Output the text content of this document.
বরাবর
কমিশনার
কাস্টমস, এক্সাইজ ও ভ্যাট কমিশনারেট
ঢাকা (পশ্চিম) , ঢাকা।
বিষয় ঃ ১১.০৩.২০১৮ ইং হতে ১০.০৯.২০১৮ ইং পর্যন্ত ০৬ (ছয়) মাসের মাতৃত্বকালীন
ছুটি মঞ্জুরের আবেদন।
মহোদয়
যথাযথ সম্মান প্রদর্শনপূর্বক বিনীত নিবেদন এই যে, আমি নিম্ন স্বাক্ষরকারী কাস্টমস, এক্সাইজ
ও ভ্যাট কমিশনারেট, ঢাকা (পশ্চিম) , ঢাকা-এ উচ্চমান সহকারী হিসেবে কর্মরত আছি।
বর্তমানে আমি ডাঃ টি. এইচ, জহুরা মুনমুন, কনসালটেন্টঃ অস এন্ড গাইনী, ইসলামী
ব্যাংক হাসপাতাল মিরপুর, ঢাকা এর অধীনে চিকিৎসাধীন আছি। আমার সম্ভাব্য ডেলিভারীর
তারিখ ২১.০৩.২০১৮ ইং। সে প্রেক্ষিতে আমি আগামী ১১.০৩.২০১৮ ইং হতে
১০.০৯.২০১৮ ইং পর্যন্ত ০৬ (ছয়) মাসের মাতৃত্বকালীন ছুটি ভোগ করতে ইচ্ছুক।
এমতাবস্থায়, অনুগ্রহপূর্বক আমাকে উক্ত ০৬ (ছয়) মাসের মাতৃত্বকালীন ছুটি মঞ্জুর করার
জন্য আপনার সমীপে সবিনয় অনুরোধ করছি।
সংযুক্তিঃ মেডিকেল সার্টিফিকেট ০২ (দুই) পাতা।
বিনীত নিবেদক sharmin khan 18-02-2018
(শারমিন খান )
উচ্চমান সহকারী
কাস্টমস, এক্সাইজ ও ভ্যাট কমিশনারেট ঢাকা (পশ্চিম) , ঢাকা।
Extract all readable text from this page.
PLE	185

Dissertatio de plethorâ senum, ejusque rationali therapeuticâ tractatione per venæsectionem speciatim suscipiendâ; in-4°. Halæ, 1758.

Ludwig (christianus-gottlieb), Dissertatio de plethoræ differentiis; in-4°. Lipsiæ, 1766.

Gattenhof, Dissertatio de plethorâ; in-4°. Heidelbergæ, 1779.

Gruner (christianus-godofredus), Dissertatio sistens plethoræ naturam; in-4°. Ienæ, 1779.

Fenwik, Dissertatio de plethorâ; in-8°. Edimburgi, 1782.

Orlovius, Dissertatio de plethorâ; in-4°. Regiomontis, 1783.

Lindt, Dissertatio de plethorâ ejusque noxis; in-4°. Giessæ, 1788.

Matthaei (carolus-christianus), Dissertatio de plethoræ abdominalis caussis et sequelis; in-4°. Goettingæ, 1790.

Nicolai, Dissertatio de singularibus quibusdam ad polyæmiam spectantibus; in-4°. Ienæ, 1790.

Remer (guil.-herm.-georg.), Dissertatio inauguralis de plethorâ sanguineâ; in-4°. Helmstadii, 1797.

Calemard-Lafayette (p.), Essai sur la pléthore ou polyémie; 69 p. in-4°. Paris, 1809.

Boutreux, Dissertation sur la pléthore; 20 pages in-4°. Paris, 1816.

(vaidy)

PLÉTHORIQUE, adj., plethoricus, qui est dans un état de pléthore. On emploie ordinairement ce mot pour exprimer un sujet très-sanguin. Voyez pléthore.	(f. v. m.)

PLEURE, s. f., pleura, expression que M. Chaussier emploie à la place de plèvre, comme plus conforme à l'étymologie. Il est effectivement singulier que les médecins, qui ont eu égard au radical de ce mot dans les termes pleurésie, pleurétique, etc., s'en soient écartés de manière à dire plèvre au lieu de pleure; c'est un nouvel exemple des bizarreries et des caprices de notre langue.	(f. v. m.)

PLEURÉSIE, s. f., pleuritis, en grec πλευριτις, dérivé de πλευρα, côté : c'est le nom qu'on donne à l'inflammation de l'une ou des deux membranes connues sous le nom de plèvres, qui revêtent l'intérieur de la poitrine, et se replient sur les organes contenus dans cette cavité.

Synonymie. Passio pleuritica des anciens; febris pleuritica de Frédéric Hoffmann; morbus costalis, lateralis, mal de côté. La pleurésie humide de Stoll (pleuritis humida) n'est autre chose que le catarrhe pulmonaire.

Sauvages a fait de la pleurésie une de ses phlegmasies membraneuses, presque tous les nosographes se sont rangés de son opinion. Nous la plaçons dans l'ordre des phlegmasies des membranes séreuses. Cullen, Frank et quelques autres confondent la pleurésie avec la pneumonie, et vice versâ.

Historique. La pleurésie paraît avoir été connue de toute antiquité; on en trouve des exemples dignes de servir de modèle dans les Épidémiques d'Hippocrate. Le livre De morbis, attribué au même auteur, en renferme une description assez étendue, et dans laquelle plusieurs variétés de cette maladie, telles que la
○ ○ ○ ○ ○ ○ ○
**What this task involves**
Show each line of the data that contains the string "pléthore".

**Solution to this exercise**
Calemard-Lafayette (p.), Essai sur la pléthore ou polyémie; 69 p. in-4°. Paris, 1809.
Boutreux, Dissertation sur la pléthore; 20 pages in-4°. Paris, 1816.
PLÉTHORIQUE, adj., plethoricus, qui est dans un état de pléthore. On emploie ordinairement ce mot pour exprimer un sujet très-sanguin. Voyez pléthore.	(f. v. m.)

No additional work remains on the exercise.